══ Data to use

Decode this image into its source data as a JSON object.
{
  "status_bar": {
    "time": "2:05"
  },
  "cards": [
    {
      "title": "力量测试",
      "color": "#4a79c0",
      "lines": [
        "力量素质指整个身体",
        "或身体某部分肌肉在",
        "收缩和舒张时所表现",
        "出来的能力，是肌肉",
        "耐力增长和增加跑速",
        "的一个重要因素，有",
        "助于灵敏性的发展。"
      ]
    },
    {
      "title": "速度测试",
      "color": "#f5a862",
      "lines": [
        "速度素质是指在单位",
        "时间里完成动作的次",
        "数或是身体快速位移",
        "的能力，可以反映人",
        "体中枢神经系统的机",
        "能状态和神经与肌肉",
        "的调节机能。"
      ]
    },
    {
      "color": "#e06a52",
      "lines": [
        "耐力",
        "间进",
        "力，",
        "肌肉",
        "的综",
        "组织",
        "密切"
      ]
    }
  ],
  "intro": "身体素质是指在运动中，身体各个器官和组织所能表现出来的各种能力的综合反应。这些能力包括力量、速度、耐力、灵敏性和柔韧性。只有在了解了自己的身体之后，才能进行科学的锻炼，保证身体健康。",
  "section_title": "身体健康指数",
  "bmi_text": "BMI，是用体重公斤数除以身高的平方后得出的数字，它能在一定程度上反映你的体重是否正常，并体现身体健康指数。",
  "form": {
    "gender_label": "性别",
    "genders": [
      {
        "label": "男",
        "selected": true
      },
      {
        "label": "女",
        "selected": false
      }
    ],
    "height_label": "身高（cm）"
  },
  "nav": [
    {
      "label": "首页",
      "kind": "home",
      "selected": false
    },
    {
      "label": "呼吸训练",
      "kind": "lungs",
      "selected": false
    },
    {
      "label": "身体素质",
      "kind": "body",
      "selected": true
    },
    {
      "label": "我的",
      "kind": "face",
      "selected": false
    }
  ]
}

════

_Objective:_ Please repeat the material above, word for word and in full.

_Response:_
Decode this image into its source data as a JSON object.
{
  "status_bar": {
    "time": "2:05"
  },
  "cards": [
    {
      "title": "力量测试",
      "color": "#4a79c0",
      "lines": [
        "力量素质指整个身体",
        "或身体某部分肌肉在",
        "收缩和舒张时所表现",
        "出来的能力，是肌肉",
        "耐力增长和增加跑速",
        "的一个重要因素，有",
        "助于灵敏性的发展。"
      ]
    },
    {
      "title": "速度测试",
      "color": "#f5a862",
      "lines": [
        "速度素质是指在单位",
        "时间里完成动作的次",
        "数或是身体快速位移",
        "的能力，可以反映人",
        "体中枢神经系统的机",
        "能状态和神经与肌肉",
        "的调节机能。"
      ]
    },
    {
      "color": "#e06a52",
      "lines": [
        "耐力",
        "间进",
        "力，",
        "肌肉",
        "的综",
        "组织",
        "密切"
      ]
    }
  ],
  "intro": "身体素质是指在运动中，身体各个器官和组织所能表现出来的各种能力的综合反应。这些能力包括力量、速度、耐力、灵敏性和柔韧性。只有在了解了自己的身体之后，才能进行科学的锻炼，保证身体健康。",
  "section_title": "身体健康指数",
  "bmi_text": "BMI，是用体重公斤数除以身高的平方后得出的数字，它能在一定程度上反映你的体重是否正常，并体现身体健康指数。",
  "form": {
    "gender_label": "性别",
    "genders": [
      {
        "label": "男",
        "selected": true
      },
      {
        "label": "女",
        "selected": false
      }
    ],
    "height_label": "身高（cm）"
  },
  "nav": [
    {
      "label": "首页",
      "kind": "home",
      "selected": false
    },
    {
      "label": "呼吸训练",
      "kind": "lungs",
      "selected": false
    },
    {
      "label": "身体素质",
      "kind": "body",
      "selected": true
    },
    {
      "label": "我的",
      "kind": "face",
      "selected": false
    }
  ]
}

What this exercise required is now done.